• [Problem statement]: Copy out the whole listing exactly as written, leaving the pictures behind.

• [Material for this exercise]:
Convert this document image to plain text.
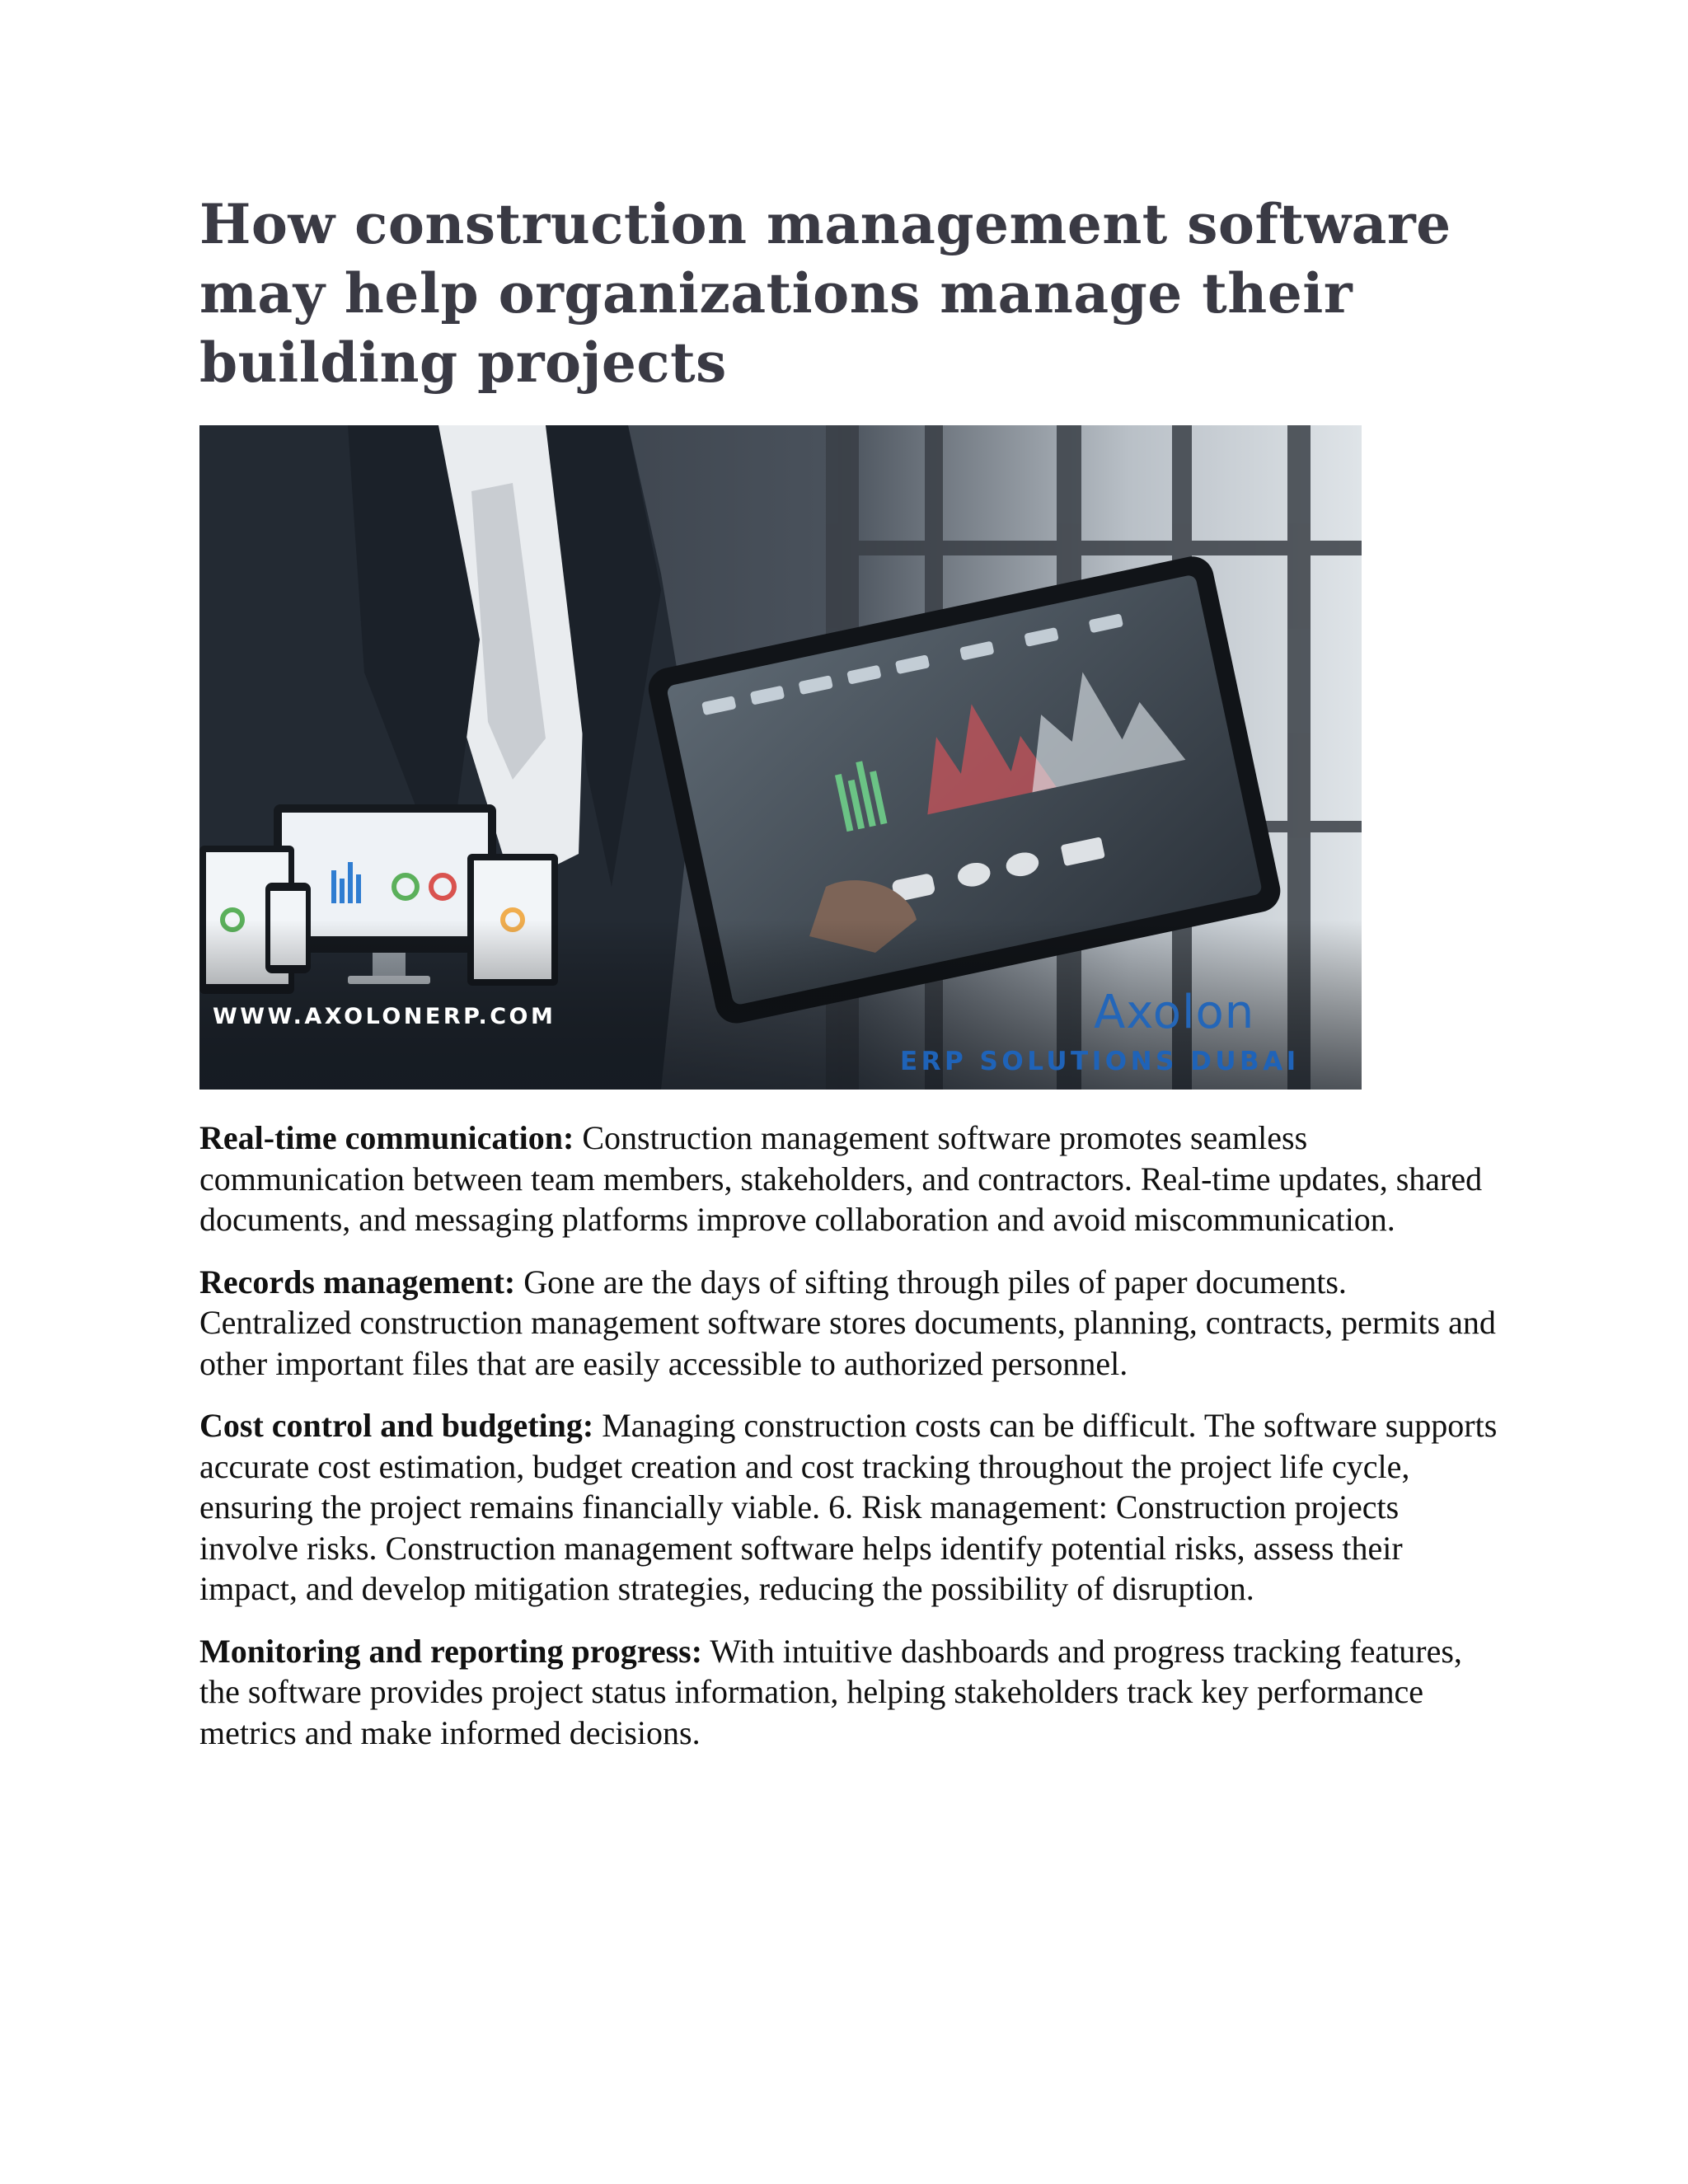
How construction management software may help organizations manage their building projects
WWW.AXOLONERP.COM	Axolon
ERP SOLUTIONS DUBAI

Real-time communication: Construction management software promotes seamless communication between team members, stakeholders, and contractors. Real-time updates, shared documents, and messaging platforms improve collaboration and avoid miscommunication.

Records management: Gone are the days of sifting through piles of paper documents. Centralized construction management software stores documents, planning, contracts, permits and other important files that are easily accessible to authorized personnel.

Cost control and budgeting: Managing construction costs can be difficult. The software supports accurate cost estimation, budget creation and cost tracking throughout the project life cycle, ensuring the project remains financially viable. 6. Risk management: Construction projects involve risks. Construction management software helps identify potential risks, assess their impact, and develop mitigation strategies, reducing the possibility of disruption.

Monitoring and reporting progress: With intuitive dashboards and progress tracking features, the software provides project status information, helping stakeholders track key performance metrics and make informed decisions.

• [Solution below]:
Convert this document image to plain text.
How construction management software may help organizations manage their building projects
WWW.AXOLONERP.COM	Axolon
ERP SOLUTIONS DUBAI

Real-time communication: Construction management software promotes seamless communication between team members, stakeholders, and contractors. Real-time updates, shared documents, and messaging platforms improve collaboration and avoid miscommunication.

Records management: Gone are the days of sifting through piles of paper documents. Centralized construction management software stores documents, planning, contracts, permits and other important files that are easily accessible to authorized personnel.

Cost control and budgeting: Managing construction costs can be difficult. The software supports accurate cost estimation, budget creation and cost tracking throughout the project life cycle, ensuring the project remains financially viable. 6. Risk management: Construction projects involve risks. Construction management software helps identify potential risks, assess their impact, and develop mitigation strategies, reducing the possibility of disruption.

Monitoring and reporting progress: With intuitive dashboards and progress tracking features, the software provides project status information, helping stakeholders track key performance metrics and make informed decisions.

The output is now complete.